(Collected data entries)
►
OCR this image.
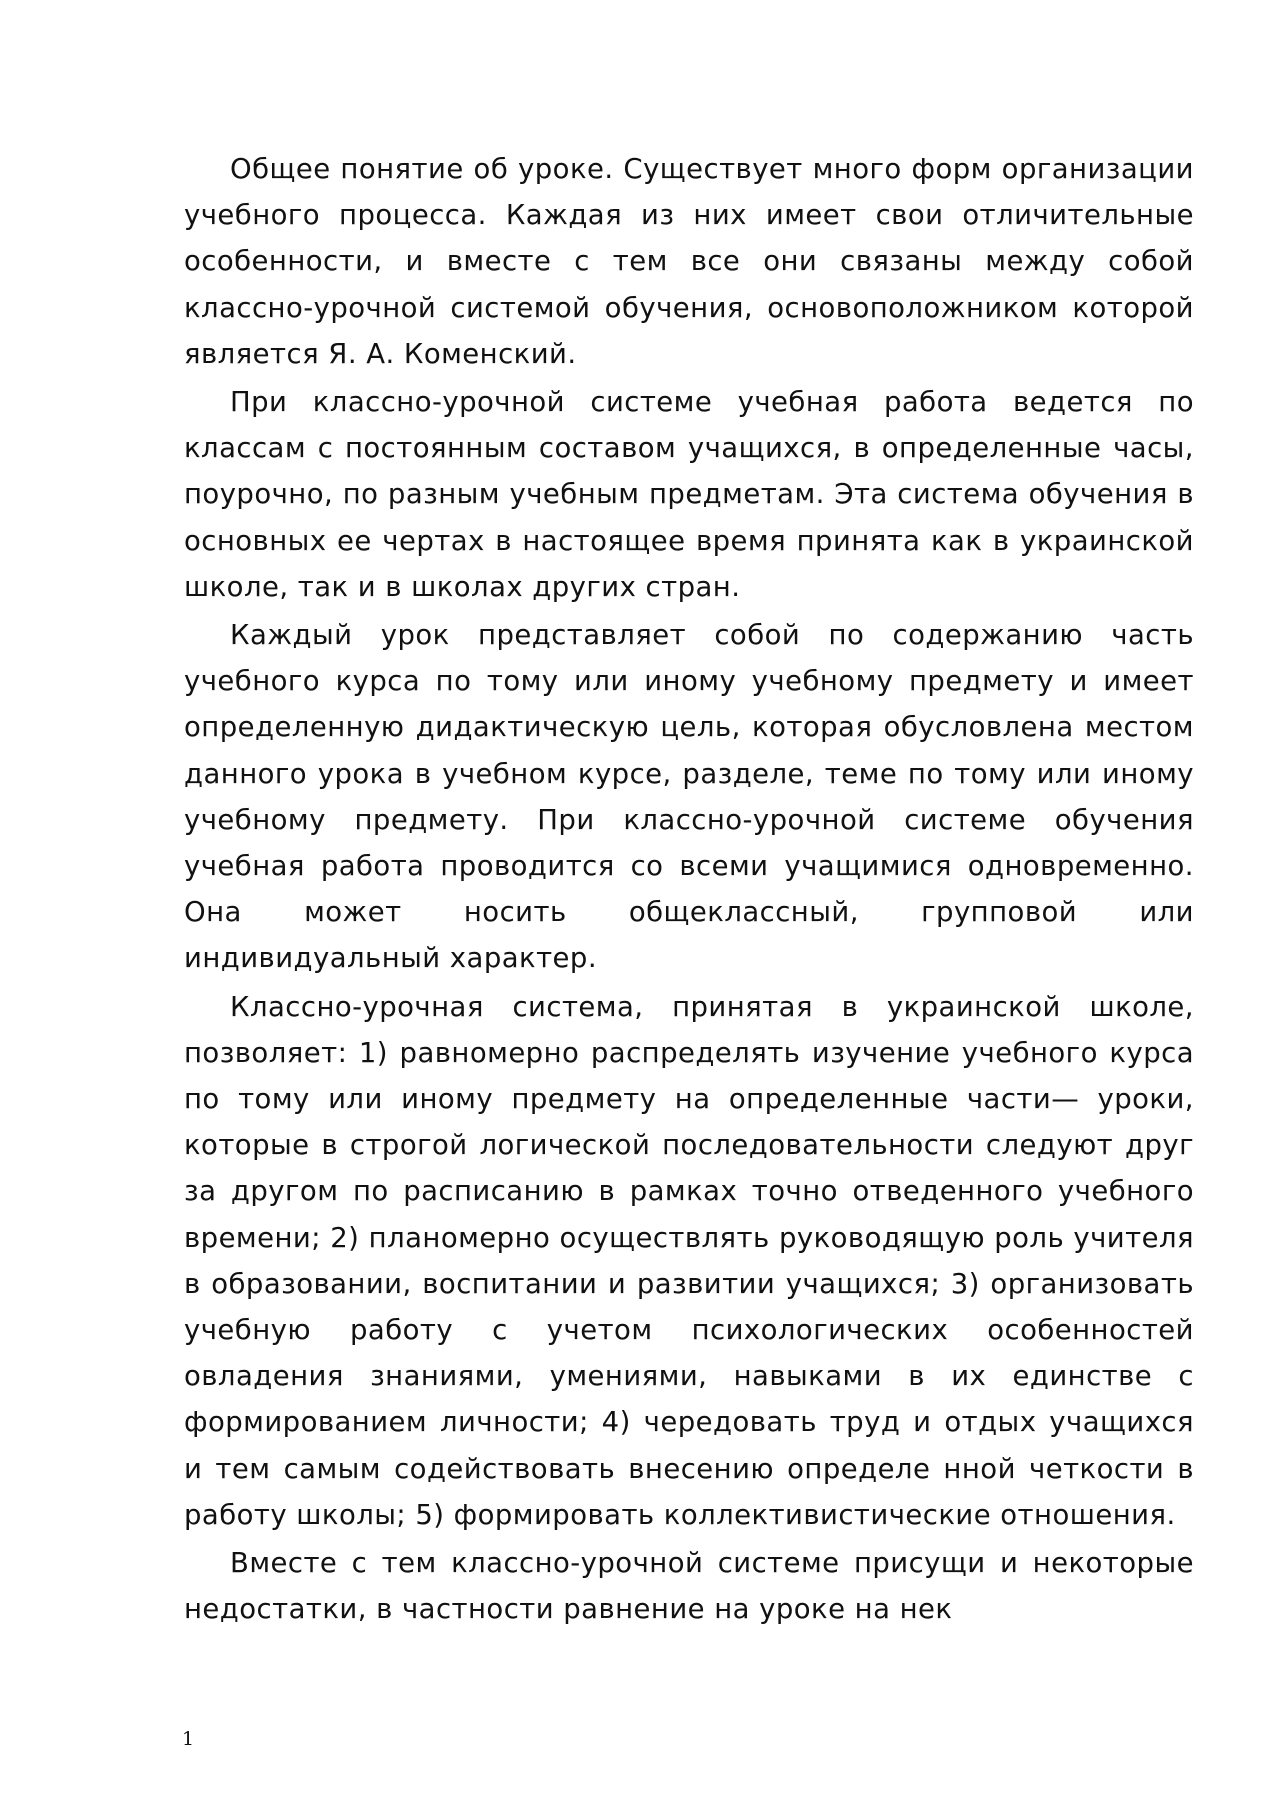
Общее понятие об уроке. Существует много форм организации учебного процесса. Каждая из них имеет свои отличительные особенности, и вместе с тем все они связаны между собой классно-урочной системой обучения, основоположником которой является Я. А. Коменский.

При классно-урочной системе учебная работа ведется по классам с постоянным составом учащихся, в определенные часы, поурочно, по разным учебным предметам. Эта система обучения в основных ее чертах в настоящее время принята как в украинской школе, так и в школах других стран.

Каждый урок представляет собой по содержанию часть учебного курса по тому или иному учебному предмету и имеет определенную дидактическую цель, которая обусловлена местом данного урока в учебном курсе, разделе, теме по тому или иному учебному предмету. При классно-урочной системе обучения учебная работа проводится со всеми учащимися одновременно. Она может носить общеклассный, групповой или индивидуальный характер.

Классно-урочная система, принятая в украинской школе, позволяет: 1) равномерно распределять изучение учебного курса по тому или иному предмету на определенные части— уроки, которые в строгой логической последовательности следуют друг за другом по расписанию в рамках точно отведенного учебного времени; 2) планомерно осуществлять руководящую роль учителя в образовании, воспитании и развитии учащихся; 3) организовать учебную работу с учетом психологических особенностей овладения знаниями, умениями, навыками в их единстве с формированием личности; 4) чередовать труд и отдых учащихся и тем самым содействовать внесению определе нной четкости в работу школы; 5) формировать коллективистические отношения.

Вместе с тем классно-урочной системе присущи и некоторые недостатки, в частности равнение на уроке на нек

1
◄
►
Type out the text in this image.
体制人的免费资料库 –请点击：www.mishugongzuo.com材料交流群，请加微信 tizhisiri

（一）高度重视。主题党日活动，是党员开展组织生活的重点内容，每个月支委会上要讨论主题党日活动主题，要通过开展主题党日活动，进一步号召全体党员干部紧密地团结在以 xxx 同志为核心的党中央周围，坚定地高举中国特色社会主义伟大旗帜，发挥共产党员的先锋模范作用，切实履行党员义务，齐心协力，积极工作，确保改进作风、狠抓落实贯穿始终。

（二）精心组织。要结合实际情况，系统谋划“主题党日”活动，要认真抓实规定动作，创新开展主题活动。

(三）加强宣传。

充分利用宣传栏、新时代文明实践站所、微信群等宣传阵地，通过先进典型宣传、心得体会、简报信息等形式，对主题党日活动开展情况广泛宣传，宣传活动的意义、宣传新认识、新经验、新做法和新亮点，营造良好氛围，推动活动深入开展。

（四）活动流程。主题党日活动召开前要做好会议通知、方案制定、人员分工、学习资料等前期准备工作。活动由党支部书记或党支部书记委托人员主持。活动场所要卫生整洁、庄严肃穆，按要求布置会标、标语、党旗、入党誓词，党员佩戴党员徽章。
◄
►
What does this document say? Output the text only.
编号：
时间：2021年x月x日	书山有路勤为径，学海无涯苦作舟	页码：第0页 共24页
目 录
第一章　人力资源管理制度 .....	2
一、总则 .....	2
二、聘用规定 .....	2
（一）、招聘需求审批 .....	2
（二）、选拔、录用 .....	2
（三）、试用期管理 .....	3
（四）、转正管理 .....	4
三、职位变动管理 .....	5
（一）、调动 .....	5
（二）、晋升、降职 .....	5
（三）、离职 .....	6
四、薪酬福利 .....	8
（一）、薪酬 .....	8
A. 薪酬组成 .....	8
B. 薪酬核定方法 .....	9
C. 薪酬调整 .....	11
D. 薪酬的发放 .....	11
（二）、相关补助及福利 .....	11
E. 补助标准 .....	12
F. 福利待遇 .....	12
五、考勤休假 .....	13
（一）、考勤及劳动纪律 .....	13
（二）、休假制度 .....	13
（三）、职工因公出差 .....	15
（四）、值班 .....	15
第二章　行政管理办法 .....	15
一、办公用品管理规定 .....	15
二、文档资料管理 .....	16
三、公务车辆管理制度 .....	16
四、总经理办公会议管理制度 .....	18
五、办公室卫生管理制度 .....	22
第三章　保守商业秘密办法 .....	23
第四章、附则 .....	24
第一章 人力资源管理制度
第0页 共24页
◄
_The problem_: Look through the entries and find each line that has the string "image". Copy those lines.

_Solution to the problem_:
OCR this image.
Type out the text in this image.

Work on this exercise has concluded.